-- START Page extract --

December 10, 2016
My plan was to talk about Obligations this week.. but I have such a bee in my bonnet, I need to change the order of topics to address this “I am too busy” and “there isn’t enough time” thing!
So this week’s theme is: “There is not enough time!”
To be completely transparent, just as I typed that, I felt a tightness in my body and had to take a huge deep breath! This problem produces a lot of stress, doesn’t it?
For much of my career (both in agency work and private practice) I have been fighting the battle of “Not Enough Time” with my clients. And just because I like catch phrases, let’s call this a “NET” problem (a “Not Enough Time” problem)… which kind of makes sense right? A NET profit is how much you have left after subtracting your expenditures, so a NET problem means you don’t have enough energy left over after you have done all of your work, chores, or obligations.
So, let’s talk about this NET problem…
My first reflection from talking to so many clients about this issue, is there seems to be a general resignation that having a NET problem is just a way of life. It just is how it is. And to that, I say: This can’t be! There must be another way!
I just don’t believe that our time here on earth is to feel so pressured, so limited and so hurried, with no options to change it! I absolutely believe healing a NET problem is within your reach. And yes, I believe this even if you work, I believe this even if you have a family, I believe this even if you have work and a family. I believe you can change a NET problem no matter what you life looks like right now.

-- END Page extract --
-- START Raw data --

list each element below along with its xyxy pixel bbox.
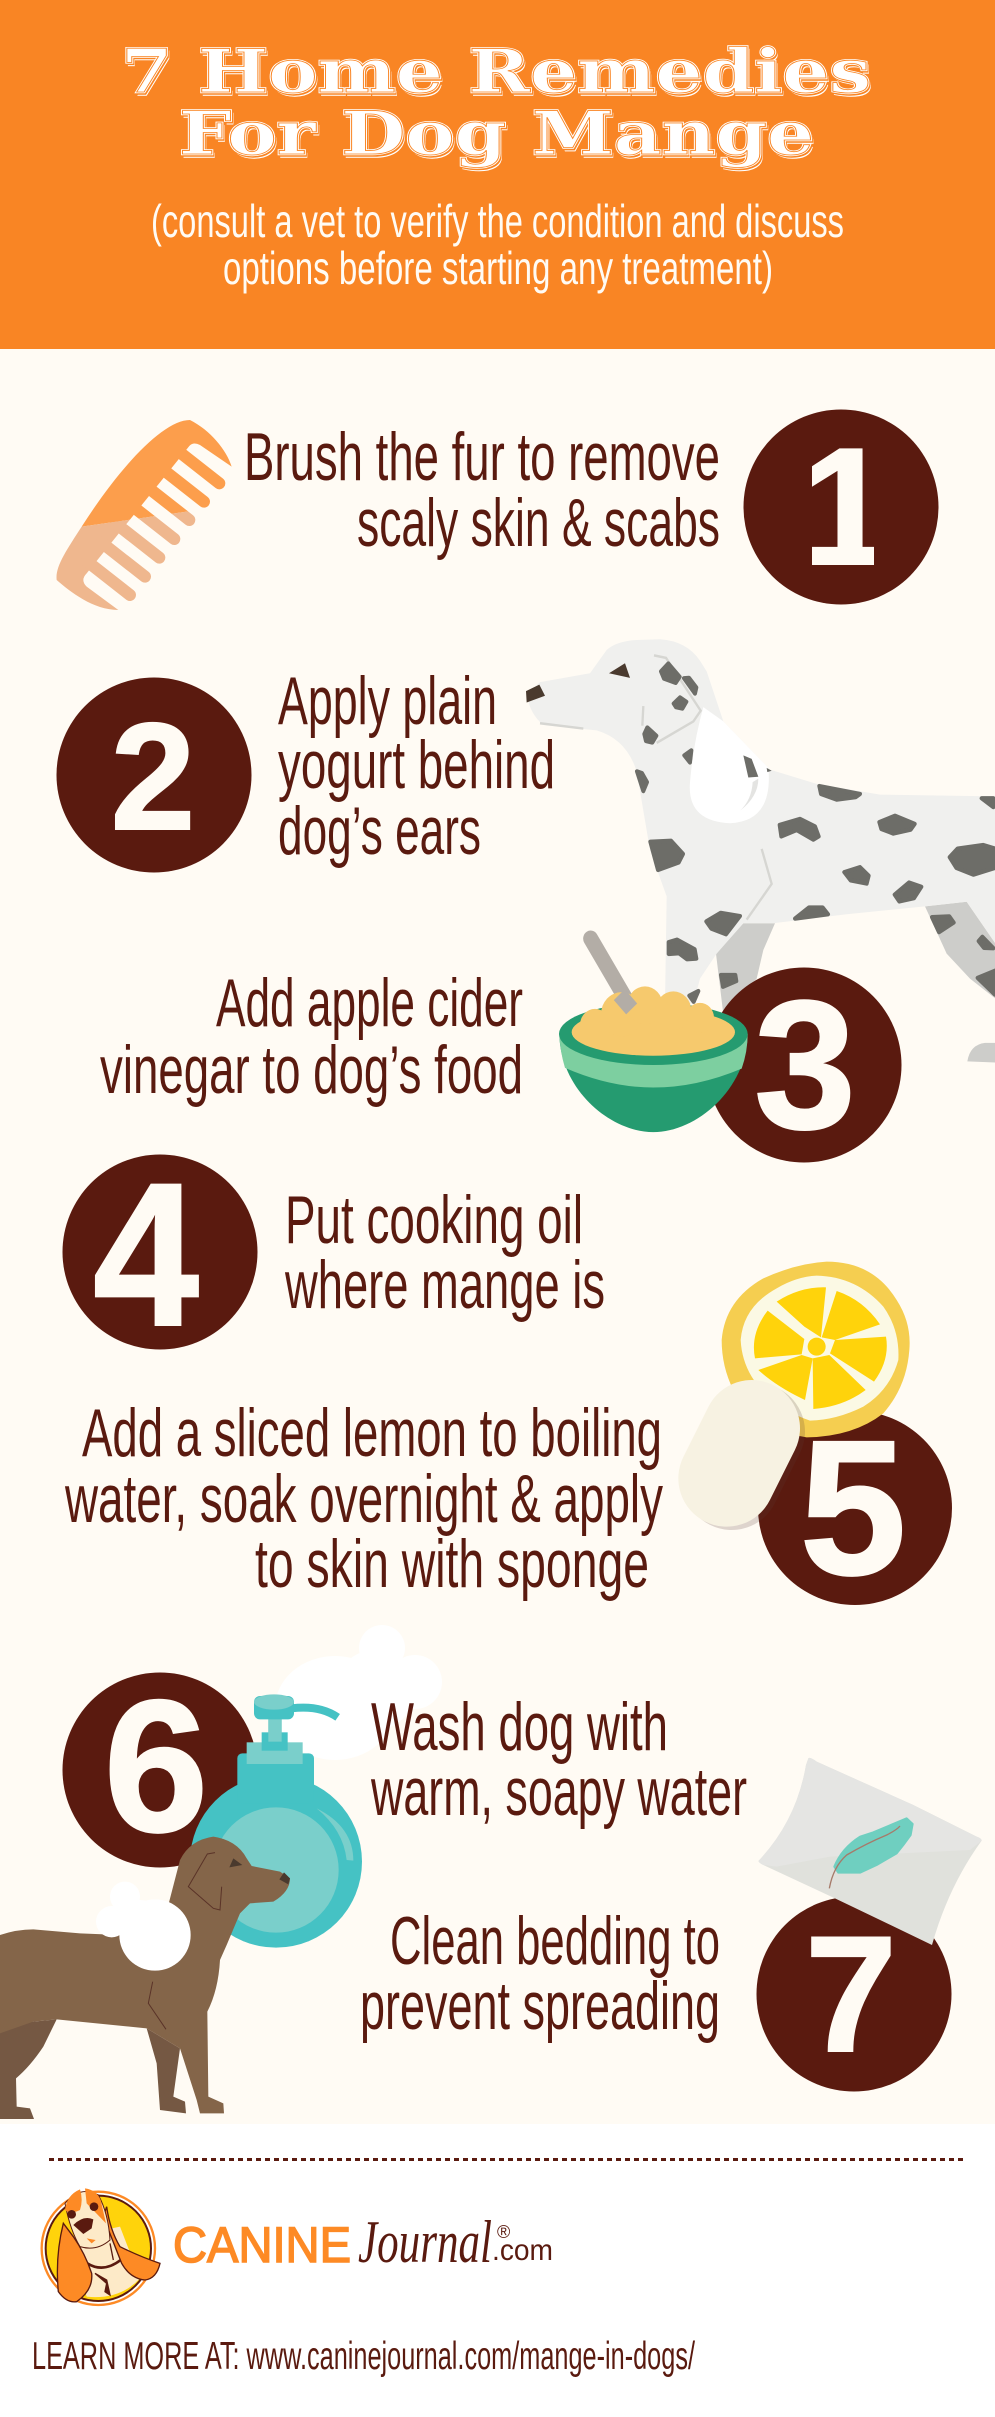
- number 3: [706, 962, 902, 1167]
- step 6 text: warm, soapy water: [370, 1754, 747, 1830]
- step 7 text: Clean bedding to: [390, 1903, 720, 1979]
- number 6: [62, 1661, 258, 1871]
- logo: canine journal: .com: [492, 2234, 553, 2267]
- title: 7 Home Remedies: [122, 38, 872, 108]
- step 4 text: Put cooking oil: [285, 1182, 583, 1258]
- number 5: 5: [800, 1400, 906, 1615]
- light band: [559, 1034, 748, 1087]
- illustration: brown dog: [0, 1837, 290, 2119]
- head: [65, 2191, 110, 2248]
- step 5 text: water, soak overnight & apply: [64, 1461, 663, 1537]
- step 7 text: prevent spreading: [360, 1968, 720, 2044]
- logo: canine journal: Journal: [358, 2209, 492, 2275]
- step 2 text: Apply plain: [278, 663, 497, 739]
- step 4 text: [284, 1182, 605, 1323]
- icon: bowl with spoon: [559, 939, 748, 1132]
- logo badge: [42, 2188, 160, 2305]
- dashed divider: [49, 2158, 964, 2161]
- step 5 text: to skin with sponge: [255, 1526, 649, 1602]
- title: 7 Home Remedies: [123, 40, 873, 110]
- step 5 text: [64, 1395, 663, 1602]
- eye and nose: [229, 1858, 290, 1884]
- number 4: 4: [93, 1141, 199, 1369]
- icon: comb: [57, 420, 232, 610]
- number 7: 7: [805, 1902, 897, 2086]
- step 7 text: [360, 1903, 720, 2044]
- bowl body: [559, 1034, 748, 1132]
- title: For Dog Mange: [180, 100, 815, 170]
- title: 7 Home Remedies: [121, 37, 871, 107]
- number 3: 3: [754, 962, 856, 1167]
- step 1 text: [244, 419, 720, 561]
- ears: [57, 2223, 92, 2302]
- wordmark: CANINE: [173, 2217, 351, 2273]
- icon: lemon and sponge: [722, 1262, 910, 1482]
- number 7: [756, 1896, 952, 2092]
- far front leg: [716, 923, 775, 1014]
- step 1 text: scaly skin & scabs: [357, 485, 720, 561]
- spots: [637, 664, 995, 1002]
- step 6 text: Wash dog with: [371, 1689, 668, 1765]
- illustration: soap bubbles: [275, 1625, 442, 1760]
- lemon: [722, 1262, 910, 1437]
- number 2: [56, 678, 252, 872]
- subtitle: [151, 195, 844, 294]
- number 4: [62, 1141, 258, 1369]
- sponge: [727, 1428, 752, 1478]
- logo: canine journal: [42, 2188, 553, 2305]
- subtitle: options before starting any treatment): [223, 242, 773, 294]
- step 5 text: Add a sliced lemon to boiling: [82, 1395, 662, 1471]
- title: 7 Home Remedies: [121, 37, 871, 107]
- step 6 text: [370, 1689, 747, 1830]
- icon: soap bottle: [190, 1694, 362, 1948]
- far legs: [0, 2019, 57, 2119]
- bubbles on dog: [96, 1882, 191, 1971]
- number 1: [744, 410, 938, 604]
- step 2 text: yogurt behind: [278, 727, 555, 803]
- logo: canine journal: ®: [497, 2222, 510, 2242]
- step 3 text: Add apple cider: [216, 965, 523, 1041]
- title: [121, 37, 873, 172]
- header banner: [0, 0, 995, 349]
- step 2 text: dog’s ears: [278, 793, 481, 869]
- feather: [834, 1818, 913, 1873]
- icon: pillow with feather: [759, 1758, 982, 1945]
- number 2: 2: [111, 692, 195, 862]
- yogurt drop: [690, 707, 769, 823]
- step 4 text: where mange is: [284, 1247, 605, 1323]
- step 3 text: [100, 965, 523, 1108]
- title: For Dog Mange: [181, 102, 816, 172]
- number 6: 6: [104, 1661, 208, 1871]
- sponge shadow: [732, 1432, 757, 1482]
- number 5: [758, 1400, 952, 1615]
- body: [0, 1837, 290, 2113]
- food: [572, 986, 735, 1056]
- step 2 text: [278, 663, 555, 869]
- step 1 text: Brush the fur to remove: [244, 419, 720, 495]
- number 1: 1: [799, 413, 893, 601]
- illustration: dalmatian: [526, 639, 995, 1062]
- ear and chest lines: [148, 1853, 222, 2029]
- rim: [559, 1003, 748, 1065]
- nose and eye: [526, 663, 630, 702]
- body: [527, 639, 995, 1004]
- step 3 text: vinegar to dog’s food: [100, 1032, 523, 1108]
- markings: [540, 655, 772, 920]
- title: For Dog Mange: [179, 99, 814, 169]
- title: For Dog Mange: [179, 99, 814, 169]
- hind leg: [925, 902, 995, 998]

-- END Raw data --
-- START Raw data --

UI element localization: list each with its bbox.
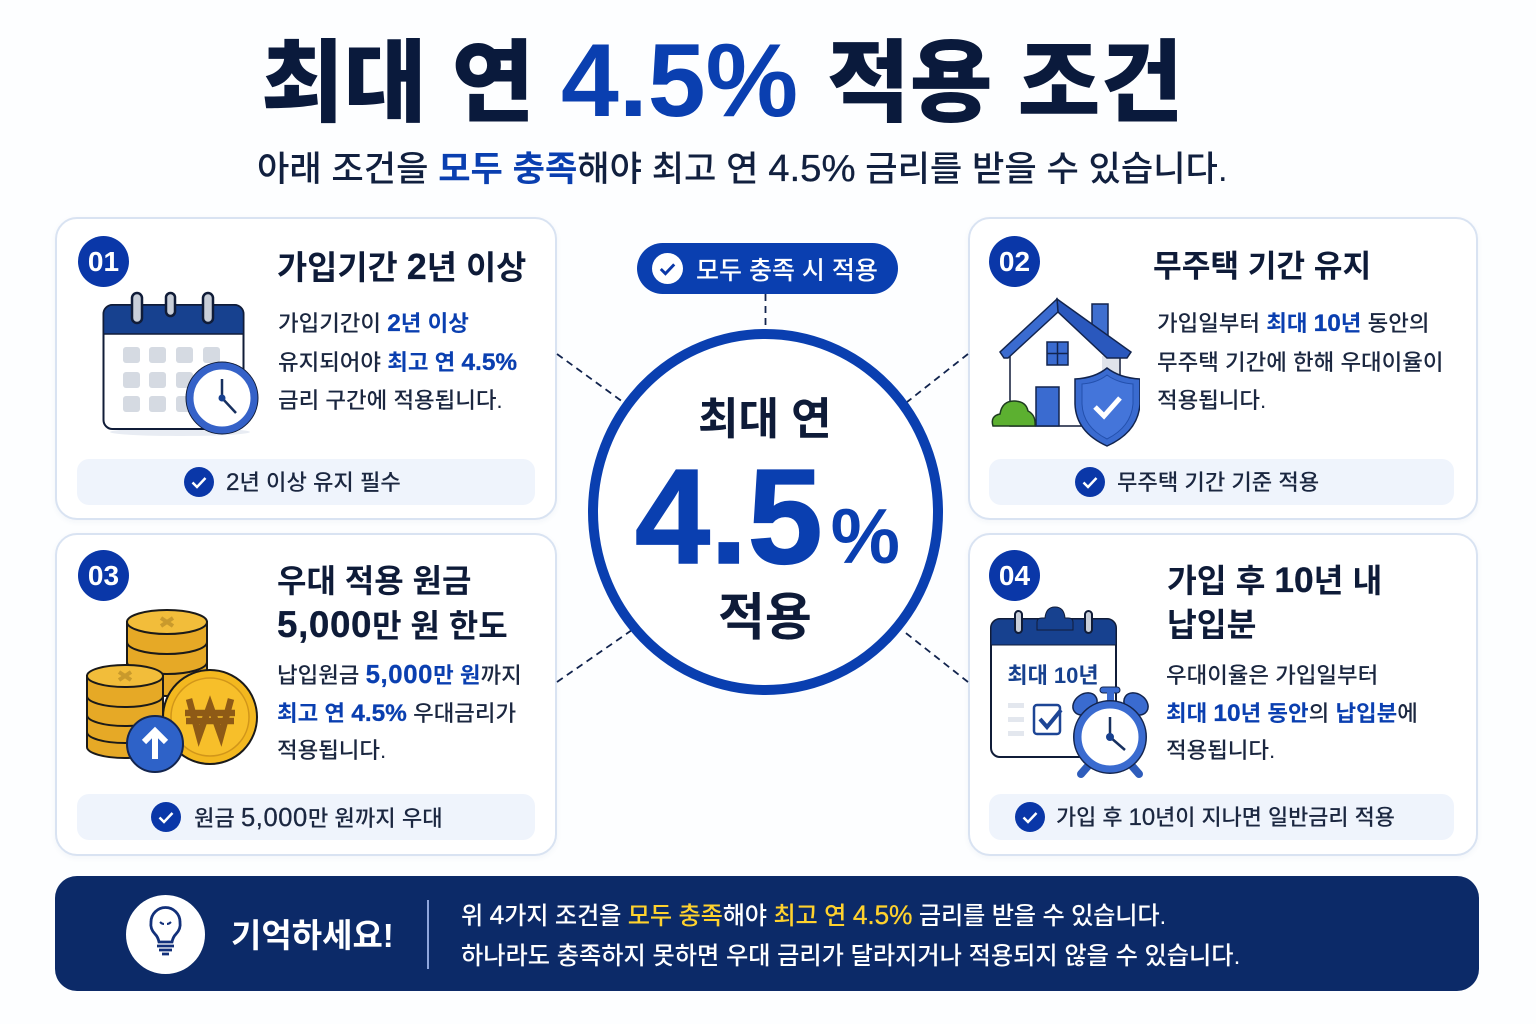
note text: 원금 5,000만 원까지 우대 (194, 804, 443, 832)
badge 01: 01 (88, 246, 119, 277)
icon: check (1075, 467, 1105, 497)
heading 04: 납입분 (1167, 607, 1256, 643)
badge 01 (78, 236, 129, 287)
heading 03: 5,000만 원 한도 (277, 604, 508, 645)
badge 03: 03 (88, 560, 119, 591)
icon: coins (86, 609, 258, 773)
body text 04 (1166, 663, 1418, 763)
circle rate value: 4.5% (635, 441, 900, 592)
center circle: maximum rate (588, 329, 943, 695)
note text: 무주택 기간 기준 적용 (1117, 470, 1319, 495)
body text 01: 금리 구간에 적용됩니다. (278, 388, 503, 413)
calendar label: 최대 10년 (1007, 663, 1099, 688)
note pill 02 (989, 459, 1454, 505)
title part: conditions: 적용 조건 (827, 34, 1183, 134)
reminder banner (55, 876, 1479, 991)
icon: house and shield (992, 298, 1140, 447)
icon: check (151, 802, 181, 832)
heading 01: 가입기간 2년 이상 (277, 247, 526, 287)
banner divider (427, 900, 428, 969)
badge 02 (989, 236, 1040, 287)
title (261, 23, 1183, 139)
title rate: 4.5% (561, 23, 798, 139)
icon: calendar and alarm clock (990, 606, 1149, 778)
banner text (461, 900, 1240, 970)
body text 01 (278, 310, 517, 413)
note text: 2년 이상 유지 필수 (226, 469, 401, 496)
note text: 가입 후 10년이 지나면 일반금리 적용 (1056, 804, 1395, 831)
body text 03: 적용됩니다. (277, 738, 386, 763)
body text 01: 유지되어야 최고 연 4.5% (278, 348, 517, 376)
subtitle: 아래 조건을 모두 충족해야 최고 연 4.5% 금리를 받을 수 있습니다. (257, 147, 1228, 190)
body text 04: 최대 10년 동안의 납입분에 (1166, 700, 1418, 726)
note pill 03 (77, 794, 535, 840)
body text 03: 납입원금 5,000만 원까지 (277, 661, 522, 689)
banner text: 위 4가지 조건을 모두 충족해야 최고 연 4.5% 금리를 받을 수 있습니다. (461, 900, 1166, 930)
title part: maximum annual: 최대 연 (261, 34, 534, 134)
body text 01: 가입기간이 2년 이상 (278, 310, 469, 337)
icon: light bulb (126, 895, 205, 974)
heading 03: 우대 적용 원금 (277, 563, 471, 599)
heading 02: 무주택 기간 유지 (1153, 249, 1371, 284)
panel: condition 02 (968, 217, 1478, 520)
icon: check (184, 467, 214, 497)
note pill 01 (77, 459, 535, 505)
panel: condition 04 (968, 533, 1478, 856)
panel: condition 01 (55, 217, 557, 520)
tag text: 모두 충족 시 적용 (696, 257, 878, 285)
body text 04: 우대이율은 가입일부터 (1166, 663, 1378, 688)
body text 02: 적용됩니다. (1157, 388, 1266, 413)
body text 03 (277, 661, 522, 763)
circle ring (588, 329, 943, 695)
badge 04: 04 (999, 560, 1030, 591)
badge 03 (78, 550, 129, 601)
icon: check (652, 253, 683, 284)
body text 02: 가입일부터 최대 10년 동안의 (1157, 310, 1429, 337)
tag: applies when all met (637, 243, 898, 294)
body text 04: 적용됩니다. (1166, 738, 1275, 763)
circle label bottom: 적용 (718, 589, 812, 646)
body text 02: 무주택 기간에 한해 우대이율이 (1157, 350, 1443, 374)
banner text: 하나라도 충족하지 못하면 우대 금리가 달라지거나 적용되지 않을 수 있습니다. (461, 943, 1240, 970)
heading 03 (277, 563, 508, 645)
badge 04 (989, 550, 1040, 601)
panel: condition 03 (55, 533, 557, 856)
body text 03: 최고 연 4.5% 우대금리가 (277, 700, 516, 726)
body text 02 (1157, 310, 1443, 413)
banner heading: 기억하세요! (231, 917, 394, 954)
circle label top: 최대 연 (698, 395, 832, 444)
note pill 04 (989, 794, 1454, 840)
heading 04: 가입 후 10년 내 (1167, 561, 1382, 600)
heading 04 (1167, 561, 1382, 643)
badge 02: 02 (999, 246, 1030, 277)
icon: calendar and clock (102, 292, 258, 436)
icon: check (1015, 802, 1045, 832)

-- END Raw data --

→ Requests
- 1) Reproduce a passage from the post about not having enough time, beginning at the words "So, let’s talk" and stopping after the words "be another way!".
- 2) Please copy, word for word, the lines of the records from the line containing "- number 3: [706, 962, 902, 1167]" through the line containing "- bowl body: [559, 1034, 748, 1132]", including both, and nothing else.

→ Responses for each task
- 1)
So, let’s talk about this NET problem…
My first reflection from talking to so many clients about this issue, is there seems to be a general resignation that having a NET problem is just a way of life. It just is how it is. And to that, I say: This can’t be! There must be another way!

- 2)
- number 3: [706, 962, 902, 1167]
- step 6 text: warm, soapy water: [370, 1754, 747, 1830]
- step 7 text: Clean bedding to: [390, 1903, 720, 1979]
- number 6: [62, 1661, 258, 1871]
- logo: canine journal: .com: [492, 2234, 553, 2267]
- title: 7 Home Remedies: [122, 38, 872, 108]
- step 4 text: Put cooking oil: [285, 1182, 583, 1258]
- number 5: 5: [800, 1400, 906, 1615]
- light band: [559, 1034, 748, 1087]
- illustration: brown dog: [0, 1837, 290, 2119]
- head: [65, 2191, 110, 2248]
- step 5 text: water, soak overnight & apply: [64, 1461, 663, 1537]
- step 7 text: prevent spreading: [360, 1968, 720, 2044]
- logo: canine journal: Journal: [358, 2209, 492, 2275]
- step 2 text: Apply plain: [278, 663, 497, 739]
- step 4 text: [284, 1182, 605, 1323]
- icon: bowl with spoon: [559, 939, 748, 1132]
- logo badge: [42, 2188, 160, 2305]
- dashed divider: [49, 2158, 964, 2161]
- step 5 text: to skin with sponge: [255, 1526, 649, 1602]
- title: 7 Home Remedies: [123, 40, 873, 110]
- step 5 text: [64, 1395, 663, 1602]
- eye and nose: [229, 1858, 290, 1884]
- number 4: 4: [93, 1141, 199, 1369]
- icon: comb: [57, 420, 232, 610]
- number 7: 7: [805, 1902, 897, 2086]
- step 7 text: [360, 1903, 720, 2044]
- bowl body: [559, 1034, 748, 1132]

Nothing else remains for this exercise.